§ Data listing

========================================================================

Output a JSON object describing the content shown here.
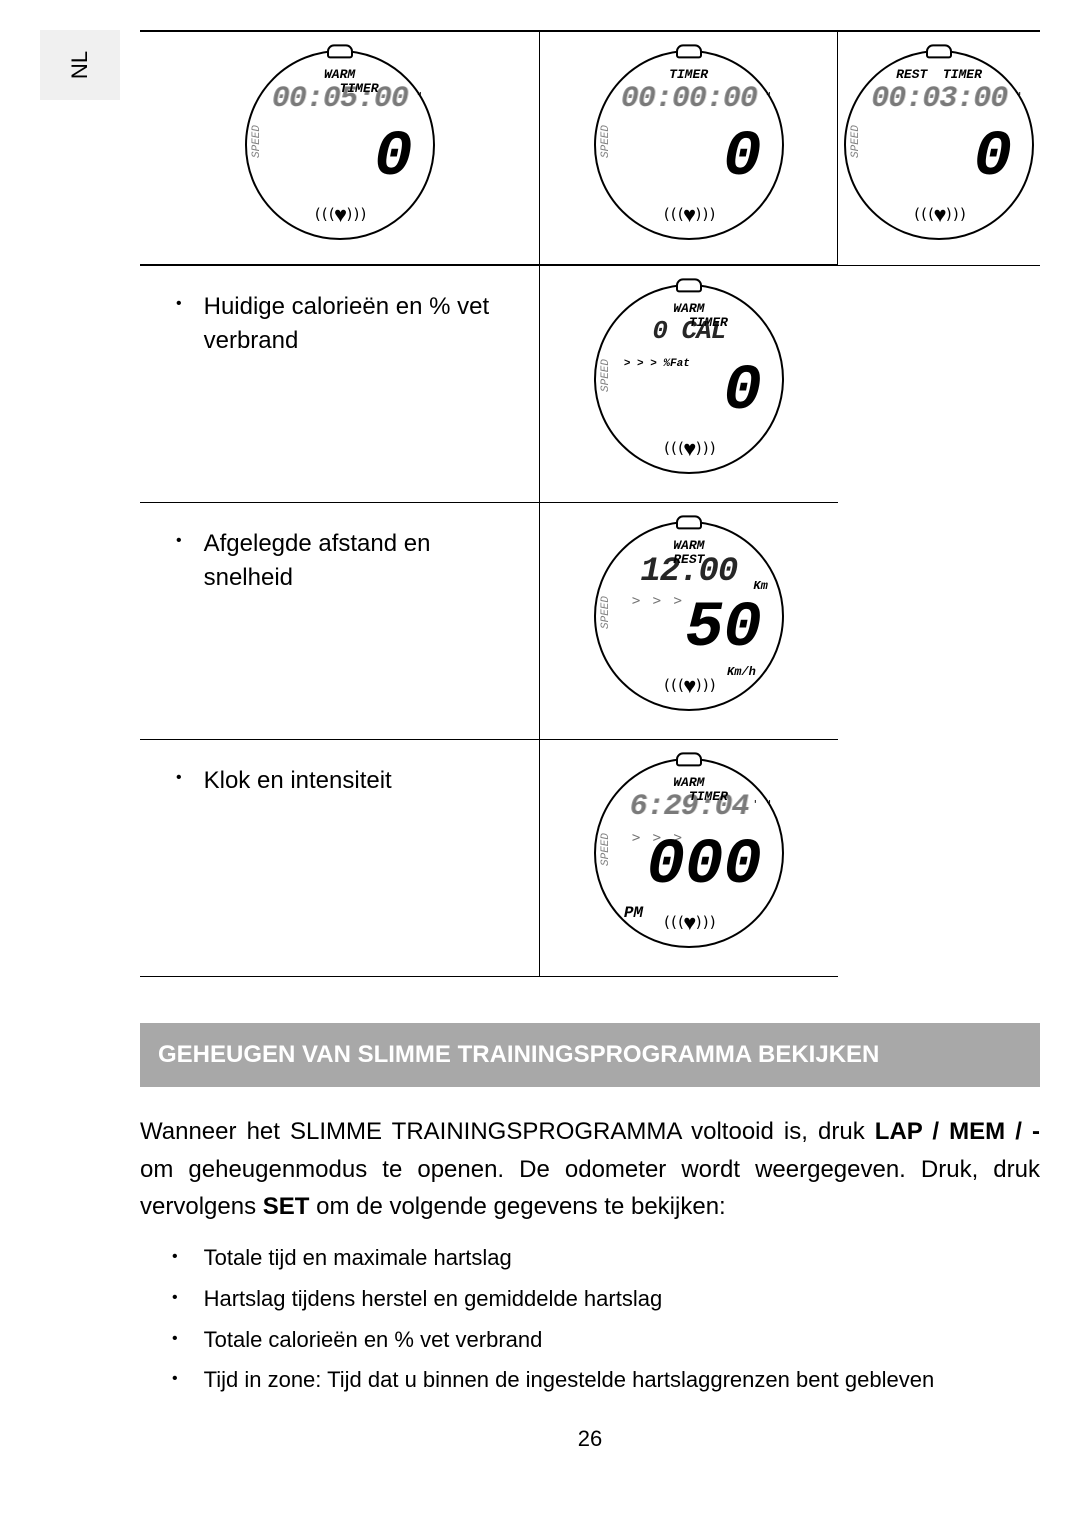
{
  "side_tab": "NL",
  "top_row": [
    {
      "labels_top": "WARM\n     TIMER",
      "big_time": "00:05:00",
      "center_num": "0",
      "dim": true,
      "tick": "\""
    },
    {
      "labels_top": "TIMER",
      "big_time": "00:00:00",
      "center_num": "0",
      "dim": true,
      "tick": "\""
    },
    {
      "labels_top": "REST  TIMER",
      "big_time": "00:03:00",
      "center_num": "0",
      "dim": true,
      "tick": "\""
    }
  ],
  "rows": [
    {
      "text": "Huidige calorieën en % vet verbrand",
      "watch": {
        "labels_top": "WARM\n     TIMER",
        "big_time": "0 CAL",
        "big_time_size": 26,
        "sub_label": "> > >  %Fat",
        "center_num": "0",
        "dim": false
      }
    },
    {
      "text": "Afgelegde afstand en snelheid",
      "watch": {
        "labels_top": "WARM\nREST",
        "big_time": "12.00",
        "big_time_size": 34,
        "unit": "Km",
        "arrows": "> > >",
        "center_num": "50",
        "unit2": "Km/h",
        "dim": false
      }
    },
    {
      "text": "Klok en intensiteit",
      "watch": {
        "labels_top": "WARM\n     TIMER",
        "big_time": "6:29:04",
        "big_time_size": 30,
        "arrows": "> > >",
        "center_num": "000",
        "pm": "PM",
        "tick": "' \"",
        "dim": true
      }
    }
  ],
  "section_header": "GEHEUGEN VAN SLIMME TRAININGSPROGRAMMA BEKIJKEN",
  "paragraph": {
    "t1": "Wanneer het SLIMME TRAININGSPROGRAMMA voltooid is, druk ",
    "b1": "LAP / MEM / -",
    "t2": " om geheugenmodus te openen. De odometer wordt weergegeven. Druk, druk vervolgens ",
    "b2": "SET",
    "t3": " om de volgende gegevens te bekijken:"
  },
  "list2": [
    "Totale tijd en maximale hartslag",
    "Hartslag tijdens herstel en gemiddelde hartslag",
    "Totale calorieën en % vet verbrand",
    "Tijd in zone: Tijd dat u binnen de ingestelde hartslaggrenzen bent gebleven"
  ],
  "page_num": "26"
}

========================================================================

§ Instructions for the task
Take the data above and repeat it exactly, leaving each picture out.

§ Output of the task
Output a JSON object describing the content shown here.
{
  "side_tab": "NL",
  "top_row": [
    {
      "labels_top": "WARM\n     TIMER",
      "big_time": "00:05:00",
      "center_num": "0",
      "dim": true,
      "tick": "\""
    },
    {
      "labels_top": "TIMER",
      "big_time": "00:00:00",
      "center_num": "0",
      "dim": true,
      "tick": "\""
    },
    {
      "labels_top": "REST  TIMER",
      "big_time": "00:03:00",
      "center_num": "0",
      "dim": true,
      "tick": "\""
    }
  ],
  "rows": [
    {
      "text": "Huidige calorieën en % vet verbrand",
      "watch": {
        "labels_top": "WARM\n     TIMER",
        "big_time": "0 CAL",
        "big_time_size": 26,
        "sub_label": "> > >  %Fat",
        "center_num": "0",
        "dim": false
      }
    },
    {
      "text": "Afgelegde afstand en snelheid",
      "watch": {
        "labels_top": "WARM\nREST",
        "big_time": "12.00",
        "big_time_size": 34,
        "unit": "Km",
        "arrows": "> > >",
        "center_num": "50",
        "unit2": "Km/h",
        "dim": false
      }
    },
    {
      "text": "Klok en intensiteit",
      "watch": {
        "labels_top": "WARM\n     TIMER",
        "big_time": "6:29:04",
        "big_time_size": 30,
        "arrows": "> > >",
        "center_num": "000",
        "pm": "PM",
        "tick": "' \"",
        "dim": true
      }
    }
  ],
  "section_header": "GEHEUGEN VAN SLIMME TRAININGSPROGRAMMA BEKIJKEN",
  "paragraph": {
    "t1": "Wanneer het SLIMME TRAININGSPROGRAMMA voltooid is, druk ",
    "b1": "LAP / MEM / -",
    "t2": " om geheugenmodus te openen. De odometer wordt weergegeven. Druk, druk vervolgens ",
    "b2": "SET",
    "t3": " om de volgende gegevens te bekijken:"
  },
  "list2": [
    "Totale tijd en maximale hartslag",
    "Hartslag tijdens herstel en gemiddelde hartslag",
    "Totale calorieën en % vet verbrand",
    "Tijd in zone: Tijd dat u binnen de ingestelde hartslaggrenzen bent gebleven"
  ],
  "page_num": "26"
}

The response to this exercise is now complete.